#### WORK REQUIRED:
Your answer should be a single number: the count of lines that include the word "Enertec".

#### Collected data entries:
******************************
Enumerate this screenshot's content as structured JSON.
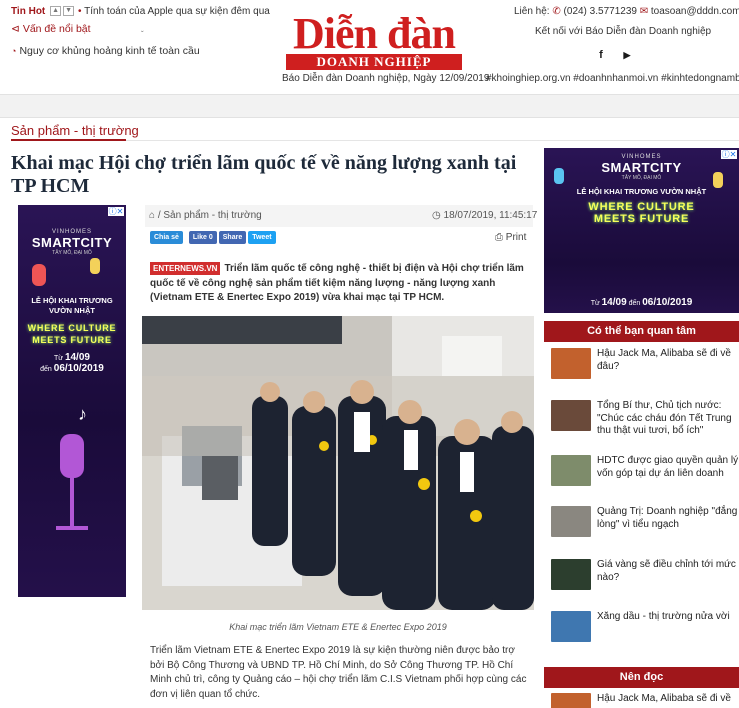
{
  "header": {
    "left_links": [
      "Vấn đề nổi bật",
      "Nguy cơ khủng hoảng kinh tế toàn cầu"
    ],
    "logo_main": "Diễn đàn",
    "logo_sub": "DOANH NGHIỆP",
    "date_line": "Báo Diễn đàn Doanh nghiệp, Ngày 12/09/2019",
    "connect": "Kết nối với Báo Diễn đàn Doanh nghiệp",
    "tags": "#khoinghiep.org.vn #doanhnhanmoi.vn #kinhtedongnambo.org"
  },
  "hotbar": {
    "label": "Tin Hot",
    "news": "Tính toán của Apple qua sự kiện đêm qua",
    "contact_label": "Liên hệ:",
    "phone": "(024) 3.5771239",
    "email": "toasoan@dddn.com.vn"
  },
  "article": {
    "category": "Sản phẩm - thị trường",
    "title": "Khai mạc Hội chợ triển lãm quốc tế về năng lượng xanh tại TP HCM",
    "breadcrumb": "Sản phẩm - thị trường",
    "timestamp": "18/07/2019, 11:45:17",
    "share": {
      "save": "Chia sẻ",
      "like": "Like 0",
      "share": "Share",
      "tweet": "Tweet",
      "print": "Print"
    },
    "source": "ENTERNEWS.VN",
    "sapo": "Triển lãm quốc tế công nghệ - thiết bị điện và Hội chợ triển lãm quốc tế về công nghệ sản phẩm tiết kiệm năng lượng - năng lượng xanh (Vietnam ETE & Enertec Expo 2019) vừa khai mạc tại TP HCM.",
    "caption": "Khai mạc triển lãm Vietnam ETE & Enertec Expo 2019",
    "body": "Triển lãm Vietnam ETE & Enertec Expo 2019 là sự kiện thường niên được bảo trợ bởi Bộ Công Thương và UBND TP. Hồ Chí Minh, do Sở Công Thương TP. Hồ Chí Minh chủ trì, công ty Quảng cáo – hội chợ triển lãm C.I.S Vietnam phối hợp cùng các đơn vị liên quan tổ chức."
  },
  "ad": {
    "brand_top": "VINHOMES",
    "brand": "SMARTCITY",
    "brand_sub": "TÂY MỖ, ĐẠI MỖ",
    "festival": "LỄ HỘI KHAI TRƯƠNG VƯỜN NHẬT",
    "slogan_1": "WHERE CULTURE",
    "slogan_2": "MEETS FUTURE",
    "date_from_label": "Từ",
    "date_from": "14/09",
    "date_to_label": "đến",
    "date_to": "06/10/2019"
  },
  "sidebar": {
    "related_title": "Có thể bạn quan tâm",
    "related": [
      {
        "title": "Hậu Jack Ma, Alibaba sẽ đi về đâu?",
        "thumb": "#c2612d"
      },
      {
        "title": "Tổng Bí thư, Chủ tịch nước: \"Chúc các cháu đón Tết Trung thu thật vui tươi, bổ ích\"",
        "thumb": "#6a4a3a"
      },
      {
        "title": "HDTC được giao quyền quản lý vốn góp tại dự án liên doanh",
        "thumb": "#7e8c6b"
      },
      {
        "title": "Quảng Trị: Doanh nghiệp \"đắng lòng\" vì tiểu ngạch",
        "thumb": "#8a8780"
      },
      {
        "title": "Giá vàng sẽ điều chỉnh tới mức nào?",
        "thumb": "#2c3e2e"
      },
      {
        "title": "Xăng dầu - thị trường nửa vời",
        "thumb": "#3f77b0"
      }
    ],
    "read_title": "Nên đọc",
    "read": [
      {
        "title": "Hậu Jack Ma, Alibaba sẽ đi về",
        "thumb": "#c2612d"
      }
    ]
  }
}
******************************
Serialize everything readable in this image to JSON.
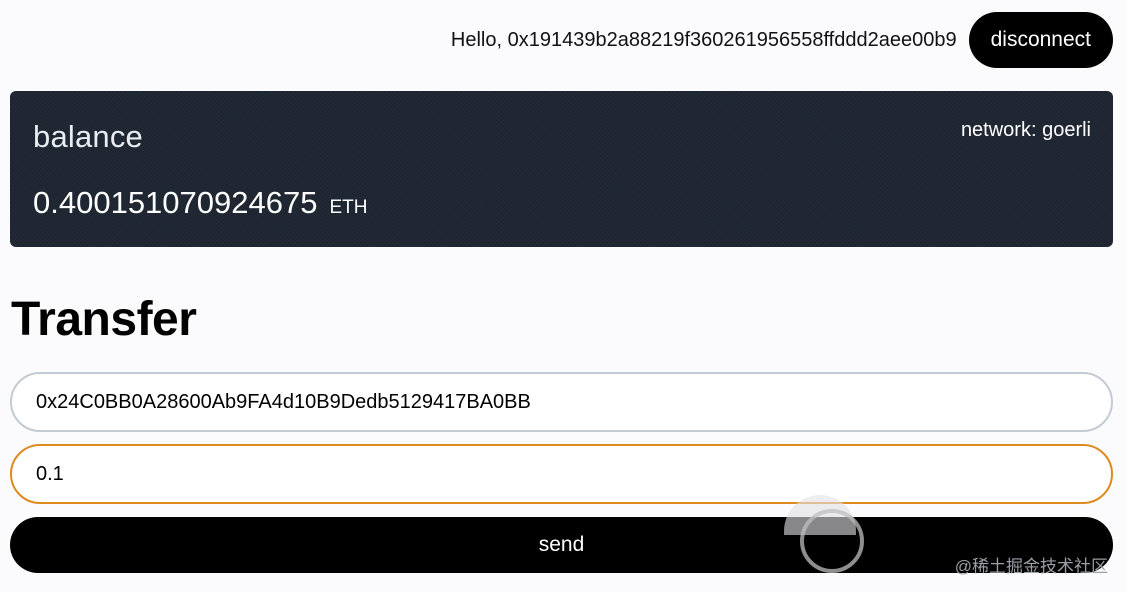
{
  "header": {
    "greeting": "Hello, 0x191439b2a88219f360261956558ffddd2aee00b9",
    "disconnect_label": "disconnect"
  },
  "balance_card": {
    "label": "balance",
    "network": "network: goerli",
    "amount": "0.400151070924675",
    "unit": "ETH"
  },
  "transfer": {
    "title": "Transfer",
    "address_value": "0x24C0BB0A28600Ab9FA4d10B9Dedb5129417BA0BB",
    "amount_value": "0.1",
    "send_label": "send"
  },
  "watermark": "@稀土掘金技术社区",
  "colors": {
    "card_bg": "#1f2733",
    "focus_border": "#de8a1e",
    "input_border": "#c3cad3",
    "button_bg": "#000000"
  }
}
******************************
#### WORKED ANSWER:
3